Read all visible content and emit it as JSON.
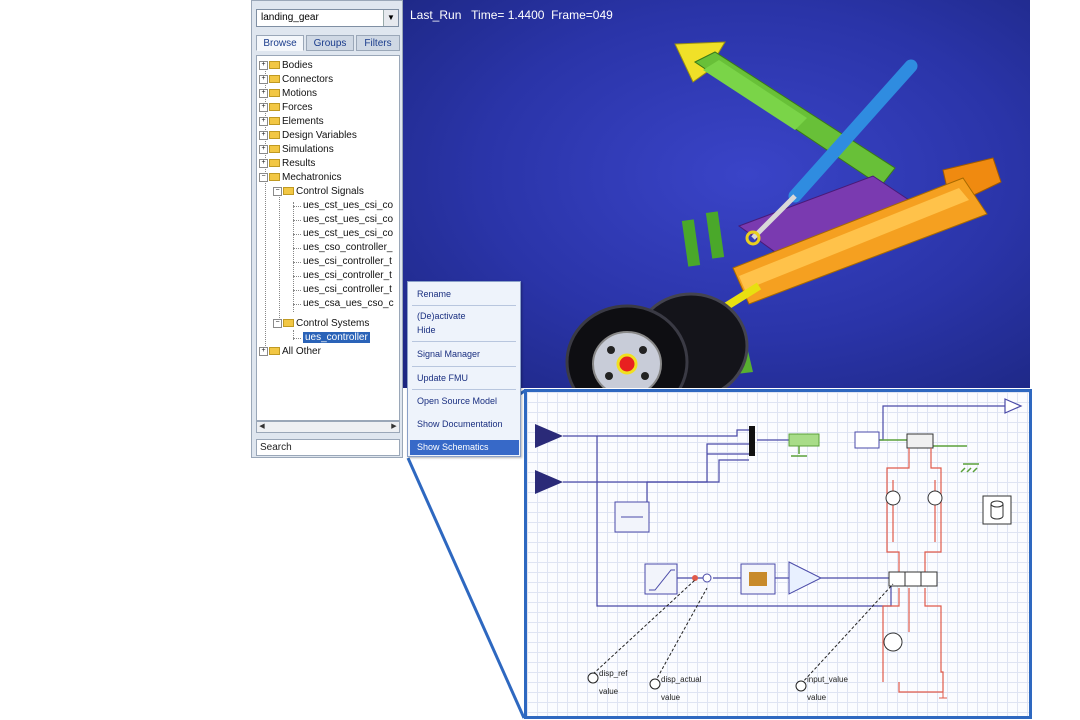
{
  "sidebar": {
    "model_select": "landing_gear",
    "tabs": [
      "Browse",
      "Groups",
      "Filters"
    ],
    "tree": [
      {
        "label": "Bodies"
      },
      {
        "label": "Connectors"
      },
      {
        "label": "Motions"
      },
      {
        "label": "Forces"
      },
      {
        "label": "Elements"
      },
      {
        "label": "Design Variables"
      },
      {
        "label": "Simulations"
      },
      {
        "label": "Results"
      },
      {
        "label": "Mechatronics"
      },
      {
        "label": "Control Signals"
      },
      {
        "label": "ues_cst_ues_csi_co"
      },
      {
        "label": "ues_cst_ues_csi_co"
      },
      {
        "label": "ues_cst_ues_csi_co"
      },
      {
        "label": "ues_cso_controller_"
      },
      {
        "label": "ues_csi_controller_t"
      },
      {
        "label": "ues_csi_controller_t"
      },
      {
        "label": "ues_csi_controller_t"
      },
      {
        "label": "ues_csa_ues_cso_c"
      },
      {
        "label": "Control Systems"
      },
      {
        "label": "ues_controller"
      },
      {
        "label": "All Other"
      }
    ],
    "search_placeholder": "Search"
  },
  "viewport": {
    "header": "Last_Run   Time= 1.4400  Frame=049",
    "background_color": "#2a34a8"
  },
  "context_menu": {
    "items": [
      "Rename",
      "(De)activate",
      "Hide",
      "Signal Manager",
      "Update FMU",
      "Open Source Model",
      "Show Documentation",
      "Show Schematics"
    ],
    "highlighted": "Show Schematics"
  },
  "schematic": {
    "labels": [
      "disp_ref",
      "value",
      "disp_actual",
      "value",
      "input_value",
      "value"
    ],
    "colors": {
      "signal": "#4a4aa8",
      "mechanical": "#5aa03a",
      "hydraulic": "#e05a4a",
      "frame": "#2e68c0"
    }
  }
}
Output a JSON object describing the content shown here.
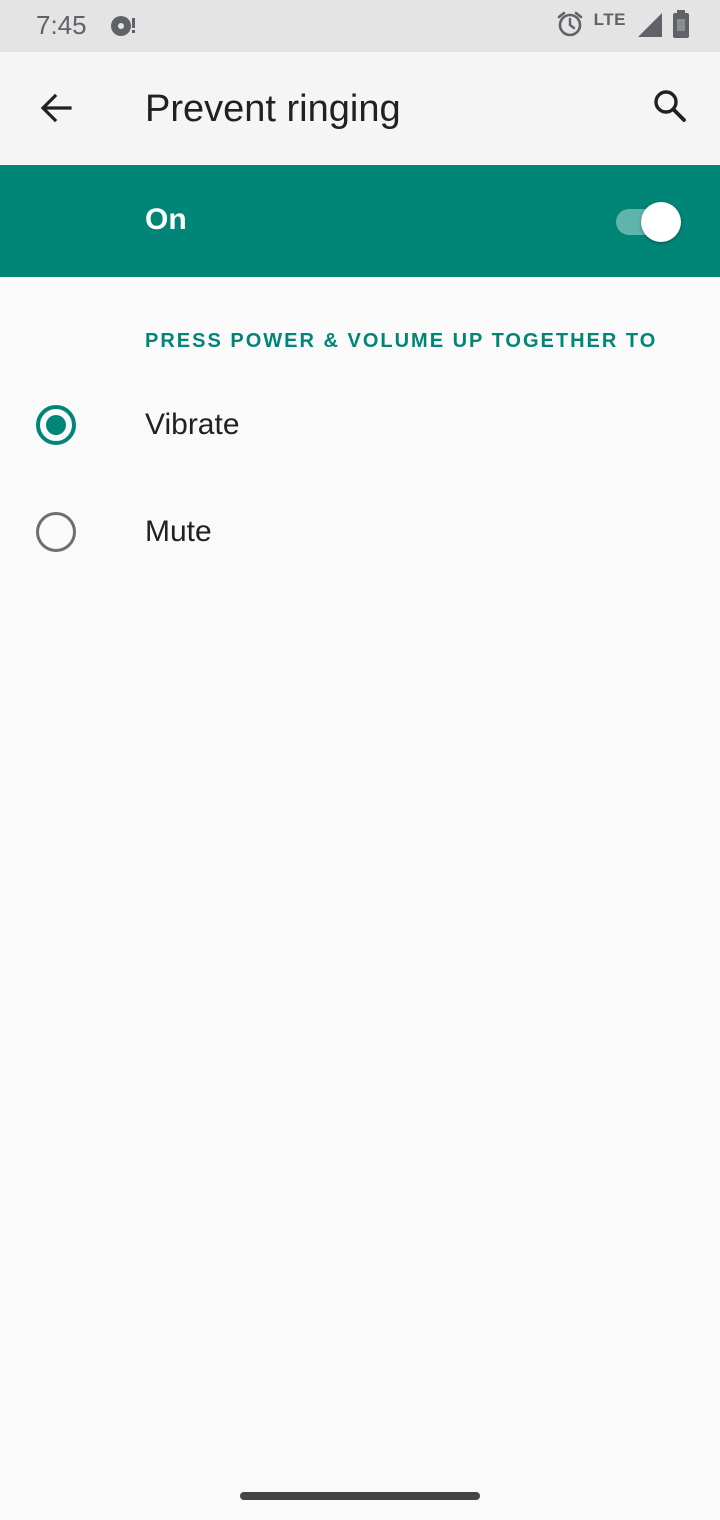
{
  "status_bar": {
    "time": "7:45",
    "left_icons": [
      "sync-icon"
    ],
    "network_label": "LTE",
    "right_icons": [
      "alarm-icon",
      "signal-icon",
      "battery-icon"
    ]
  },
  "app_bar": {
    "title": "Prevent ringing",
    "back_icon": "arrow-back-icon",
    "search_icon": "search-icon"
  },
  "master_switch": {
    "label": "On",
    "checked": true,
    "background_color": "#008577"
  },
  "section": {
    "header": "PRESS POWER & VOLUME UP TOGETHER TO"
  },
  "options": [
    {
      "label": "Vibrate",
      "selected": true
    },
    {
      "label": "Mute",
      "selected": false
    }
  ],
  "colors": {
    "accent": "#008577",
    "background": "#fafafa"
  }
}
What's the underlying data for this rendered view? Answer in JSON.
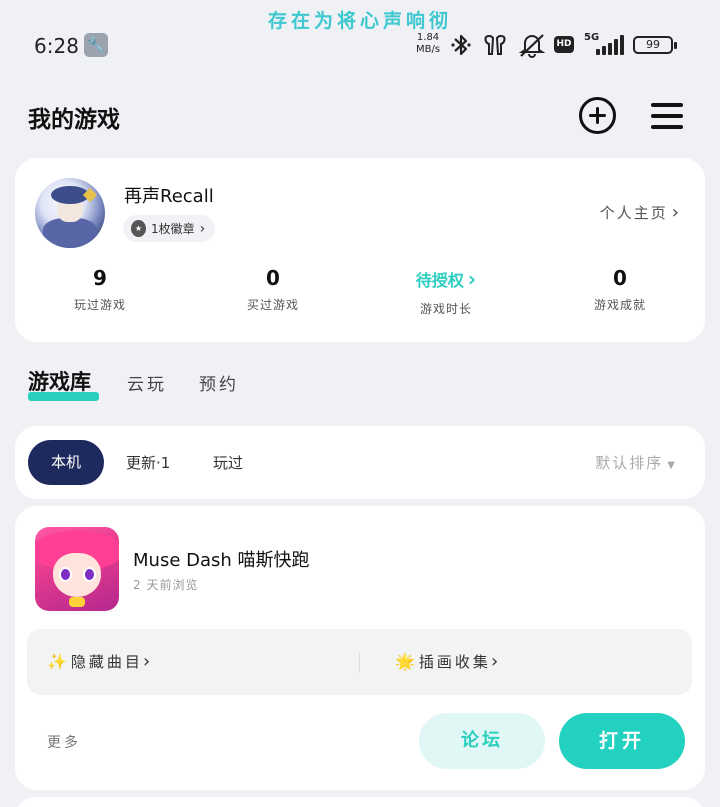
{
  "banner": "存在为将心声响彻",
  "status_bar": {
    "time": "6:28",
    "net_speed_value": "1.84",
    "net_speed_unit": "MB/s",
    "network": "5G",
    "hd": "HD",
    "battery": "99",
    "icons": [
      "wrench-icon",
      "bluetooth-icon",
      "earbuds-icon",
      "bell-off-icon",
      "hd-icon",
      "signal-icon",
      "battery-icon"
    ]
  },
  "header": {
    "title": "我的游戏"
  },
  "profile": {
    "username": "再声Recall",
    "medal_label": "1枚徽章",
    "homepage_label": "个人主页",
    "stats": [
      {
        "value": "9",
        "label": "玩过游戏"
      },
      {
        "value": "0",
        "label": "买过游戏"
      },
      {
        "value": "待授权",
        "label": "游戏时长"
      },
      {
        "value": "0",
        "label": "游戏成就"
      }
    ]
  },
  "library_tabs": [
    "游戏库",
    "云玩",
    "预约"
  ],
  "filters": {
    "options": [
      "本机",
      "更新·1",
      "玩过"
    ],
    "sort_label": "默认排序"
  },
  "game": {
    "name": "Muse Dash 喵斯快跑",
    "subtitle": "2 天前浏览",
    "features": [
      {
        "emoji": "✨",
        "label": "隐藏曲目"
      },
      {
        "emoji": "🌟",
        "label": "插画收集"
      }
    ],
    "more_label": "更多",
    "forum_label": "论坛",
    "open_label": "打开"
  },
  "colors": {
    "accent": "#22d1bf",
    "navy": "#1e2a5e",
    "background": "#eff1f5"
  }
}
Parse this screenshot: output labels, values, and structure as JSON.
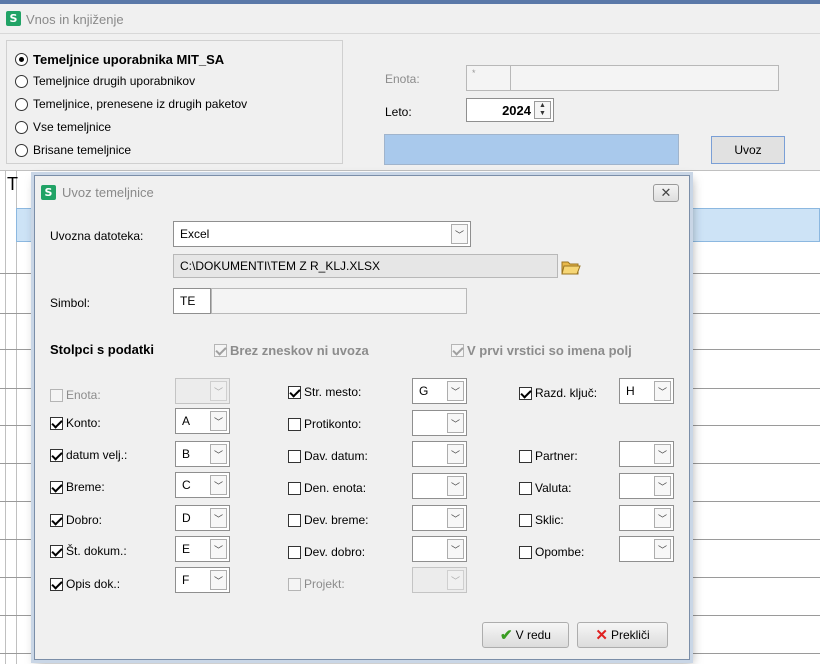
{
  "window": {
    "title": "Vnos in knjiženje",
    "icon": "app-s-icon"
  },
  "filters": {
    "options": [
      {
        "label": "Temeljnice uporabnika MIT_SA",
        "checked": true
      },
      {
        "label": "Temeljnice drugih uporabnikov",
        "checked": false
      },
      {
        "label": "Temeljnice, prenesene iz drugih paketov",
        "checked": false
      },
      {
        "label": "Vse temeljnice",
        "checked": false
      },
      {
        "label": "Brisane temeljnice",
        "checked": false
      }
    ]
  },
  "enota": {
    "label": "Enota:",
    "code": "*",
    "name": ""
  },
  "leto": {
    "label": "Leto:",
    "value": "2024"
  },
  "uvoz_button": "Uvoz",
  "grid": {
    "header_fragment": "T"
  },
  "dialog": {
    "title": "Uvoz temeljnice",
    "close_symbol": "✕",
    "import_file": {
      "label": "Uvozna datoteka:",
      "type": "Excel",
      "path": "C:\\DOKUMENTI\\TEM Z R_KLJ.XLSX"
    },
    "simbol": {
      "label": "Simbol:",
      "code": "TE",
      "name": ""
    },
    "section_title": "Stolpci s podatki",
    "opt_brez": {
      "label": "Brez zneskov ni uvoza",
      "checked": true
    },
    "opt_prvi": {
      "label": "V prvi vrstici so imena polj",
      "checked": true
    },
    "col1": [
      {
        "label": "Enota:",
        "checked": false,
        "disabled": true,
        "value": ""
      },
      {
        "label": "Konto:",
        "checked": true,
        "disabled": false,
        "value": "A"
      },
      {
        "label": "datum velj.:",
        "checked": true,
        "disabled": false,
        "value": "B"
      },
      {
        "label": "Breme:",
        "checked": true,
        "disabled": false,
        "value": "C"
      },
      {
        "label": "Dobro:",
        "checked": true,
        "disabled": false,
        "value": "D"
      },
      {
        "label": "Št. dokum.:",
        "checked": true,
        "disabled": false,
        "value": "E"
      },
      {
        "label": "Opis dok.:",
        "checked": true,
        "disabled": false,
        "value": "F"
      }
    ],
    "col2": [
      {
        "label": "Str. mesto:",
        "checked": true,
        "disabled": false,
        "value": "G"
      },
      {
        "label": "Protikonto:",
        "checked": false,
        "disabled": false,
        "value": ""
      },
      {
        "label": "Dav. datum:",
        "checked": false,
        "disabled": false,
        "value": ""
      },
      {
        "label": "Den. enota:",
        "checked": false,
        "disabled": false,
        "value": ""
      },
      {
        "label": "Dev. breme:",
        "checked": false,
        "disabled": false,
        "value": ""
      },
      {
        "label": "Dev. dobro:",
        "checked": false,
        "disabled": false,
        "value": ""
      },
      {
        "label": "Projekt:",
        "checked": false,
        "disabled": true,
        "value": ""
      }
    ],
    "col3_razd": {
      "label": "Razd. ključ:",
      "checked": true,
      "value": "H"
    },
    "col3": [
      {
        "label": "Partner:",
        "checked": false,
        "value": ""
      },
      {
        "label": "Valuta:",
        "checked": false,
        "value": ""
      },
      {
        "label": "Sklic:",
        "checked": false,
        "value": ""
      },
      {
        "label": "Opombe:",
        "checked": false,
        "value": ""
      }
    ],
    "ok_button": "V redu",
    "cancel_button": "Prekliči"
  }
}
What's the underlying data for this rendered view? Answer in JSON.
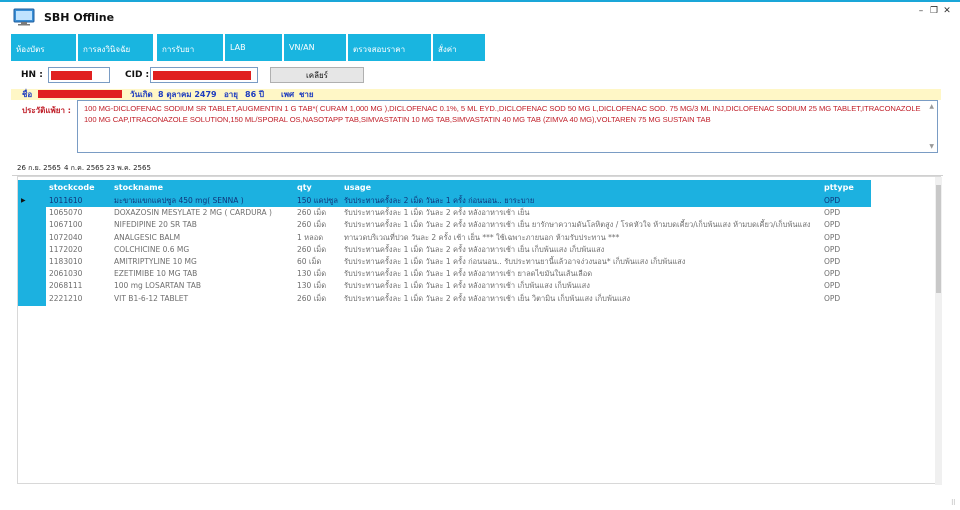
▬▬▬▬▬▬▬▬▬▬
**GIVEN REQUEST**
Make a word-for-word copy of the entries, without any pictures.

**RESPONSE TO THIS TASK**
Read all visible content and emit it as JSON.
{
  "sidebar": {
    "model_select": "landing_gear",
    "tabs": [
      "Browse",
      "Groups",
      "Filters"
    ],
    "tree": [
      {
        "label": "Bodies"
      },
      {
        "label": "Connectors"
      },
      {
        "label": "Motions"
      },
      {
        "label": "Forces"
      },
      {
        "label": "Elements"
      },
      {
        "label": "Design Variables"
      },
      {
        "label": "Simulations"
      },
      {
        "label": "Results"
      },
      {
        "label": "Mechatronics"
      },
      {
        "label": "Control Signals"
      },
      {
        "label": "ues_cst_ues_csi_co"
      },
      {
        "label": "ues_cst_ues_csi_co"
      },
      {
        "label": "ues_cst_ues_csi_co"
      },
      {
        "label": "ues_cso_controller_"
      },
      {
        "label": "ues_csi_controller_t"
      },
      {
        "label": "ues_csi_controller_t"
      },
      {
        "label": "ues_csi_controller_t"
      },
      {
        "label": "ues_csa_ues_cso_c"
      },
      {
        "label": "Control Systems"
      },
      {
        "label": "ues_controller"
      },
      {
        "label": "All Other"
      }
    ],
    "search_placeholder": "Search"
  },
  "viewport": {
    "header": "Last_Run   Time= 1.4400  Frame=049",
    "background_color": "#2a34a8"
  },
  "context_menu": {
    "items": [
      "Rename",
      "(De)activate",
      "Hide",
      "Signal Manager",
      "Update FMU",
      "Open Source Model",
      "Show Documentation",
      "Show Schematics"
    ],
    "highlighted": "Show Schematics"
  },
  "schematic": {
    "labels": [
      "disp_ref",
      "value",
      "disp_actual",
      "value",
      "input_value",
      "value"
    ],
    "colors": {
      "signal": "#4a4aa8",
      "mechanical": "#5aa03a",
      "hydraulic": "#e05a4a",
      "frame": "#2e68c0"
    }
  }
}
Output a JSON object describing the content shown here.
{
  "status_bar": {
    "time": "7:45",
    "left_icons": [
      "sync-icon"
    ],
    "network_label": "LTE",
    "right_icons": [
      "alarm-icon",
      "signal-icon",
      "battery-icon"
    ]
  },
  "app_bar": {
    "title": "Prevent ringing",
    "back_icon": "arrow-back-icon",
    "search_icon": "search-icon"
  },
  "master_switch": {
    "label": "On",
    "checked": true,
    "background_color": "#008577"
  },
  "section": {
    "header": "PRESS POWER & VOLUME UP TOGETHER TO"
  },
  "options": [
    {
      "label": "Vibrate",
      "selected": true
    },
    {
      "label": "Mute",
      "selected": false
    }
  ],
  "colors": {
    "accent": "#008577",
    "background": "#fafafa"
  }
}
What's the underlying data for this rendered view? Answer in JSON.
{
  "banner": "存在为将心声响彻",
  "status_bar": {
    "time": "6:28",
    "net_speed_value": "1.84",
    "net_speed_unit": "MB/s",
    "network": "5G",
    "hd": "HD",
    "battery": "99",
    "icons": [
      "wrench-icon",
      "bluetooth-icon",
      "earbuds-icon",
      "bell-off-icon",
      "hd-icon",
      "signal-icon",
      "battery-icon"
    ]
  },
  "header": {
    "title": "我的游戏"
  },
  "profile": {
    "username": "再声Recall",
    "medal_label": "1枚徽章",
    "homepage_label": "个人主页",
    "stats": [
      {
        "value": "9",
        "label": "玩过游戏"
      },
      {
        "value": "0",
        "label": "买过游戏"
      },
      {
        "value": "待授权",
        "label": "游戏时长"
      },
      {
        "value": "0",
        "label": "游戏成就"
      }
    ]
  },
  "library_tabs": [
    "游戏库",
    "云玩",
    "预约"
  ],
  "filters": {
    "options": [
      "本机",
      "更新·1",
      "玩过"
    ],
    "sort_label": "默认排序"
  },
  "game": {
    "name": "Muse Dash 喵斯快跑",
    "subtitle": "2 天前浏览",
    "features": [
      {
        "emoji": "✨",
        "label": "隐藏曲目"
      },
      {
        "emoji": "🌟",
        "label": "插画收集"
      }
    ],
    "more_label": "更多",
    "forum_label": "论坛",
    "open_label": "打开"
  },
  "colors": {
    "accent": "#22d1bf",
    "navy": "#1e2a5e",
    "background": "#eff1f5"
  }
}
Parse this screenshot: output labels, values, and structure as JSON.
{
  "window": {
    "title": "Vnos in knjiženje",
    "icon": "app-s-icon"
  },
  "filters": {
    "options": [
      {
        "label": "Temeljnice uporabnika MIT_SA",
        "checked": true
      },
      {
        "label": "Temeljnice drugih uporabnikov",
        "checked": false
      },
      {
        "label": "Temeljnice, prenesene iz drugih paketov",
        "checked": false
      },
      {
        "label": "Vse temeljnice",
        "checked": false
      },
      {
        "label": "Brisane temeljnice",
        "checked": false
      }
    ]
  },
  "enota": {
    "label": "Enota:",
    "code": "*",
    "name": ""
  },
  "leto": {
    "label": "Leto:",
    "value": "2024"
  },
  "uvoz_button": "Uvoz",
  "grid": {
    "header_fragment": "T"
  },
  "dialog": {
    "title": "Uvoz temeljnice",
    "close_symbol": "✕",
    "import_file": {
      "label": "Uvozna datoteka:",
      "type": "Excel",
      "path": "C:\\DOKUMENTI\\TEM Z R_KLJ.XLSX"
    },
    "simbol": {
      "label": "Simbol:",
      "code": "TE",
      "name": ""
    },
    "section_title": "Stolpci s podatki",
    "opt_brez": {
      "label": "Brez zneskov ni uvoza",
      "checked": true
    },
    "opt_prvi": {
      "label": "V prvi vrstici so imena polj",
      "checked": true
    },
    "col1": [
      {
        "label": "Enota:",
        "checked": false,
        "disabled": true,
        "value": ""
      },
      {
        "label": "Konto:",
        "checked": true,
        "disabled": false,
        "value": "A"
      },
      {
        "label": "datum velj.:",
        "checked": true,
        "disabled": false,
        "value": "B"
      },
      {
        "label": "Breme:",
        "checked": true,
        "disabled": false,
        "value": "C"
      },
      {
        "label": "Dobro:",
        "checked": true,
        "disabled": false,
        "value": "D"
      },
      {
        "label": "Št. dokum.:",
        "checked": true,
        "disabled": false,
        "value": "E"
      },
      {
        "label": "Opis dok.:",
        "checked": true,
        "disabled": false,
        "value": "F"
      }
    ],
    "col2": [
      {
        "label": "Str. mesto:",
        "checked": true,
        "disabled": false,
        "value": "G"
      },
      {
        "label": "Protikonto:",
        "checked": false,
        "disabled": false,
        "value": ""
      },
      {
        "label": "Dav. datum:",
        "checked": false,
        "disabled": false,
        "value": ""
      },
      {
        "label": "Den. enota:",
        "checked": false,
        "disabled": false,
        "value": ""
      },
      {
        "label": "Dev. breme:",
        "checked": false,
        "disabled": false,
        "value": ""
      },
      {
        "label": "Dev. dobro:",
        "checked": false,
        "disabled": false,
        "value": ""
      },
      {
        "label": "Projekt:",
        "checked": false,
        "disabled": true,
        "value": ""
      }
    ],
    "col3_razd": {
      "label": "Razd. ključ:",
      "checked": true,
      "value": "H"
    },
    "col3": [
      {
        "label": "Partner:",
        "checked": false,
        "value": ""
      },
      {
        "label": "Valuta:",
        "checked": false,
        "value": ""
      },
      {
        "label": "Sklic:",
        "checked": false,
        "value": ""
      },
      {
        "label": "Opombe:",
        "checked": false,
        "value": ""
      }
    ],
    "ok_button": "V redu",
    "cancel_button": "Prekliči"
  }
}
What's the underlying data for this rendered view? Answer in JSON.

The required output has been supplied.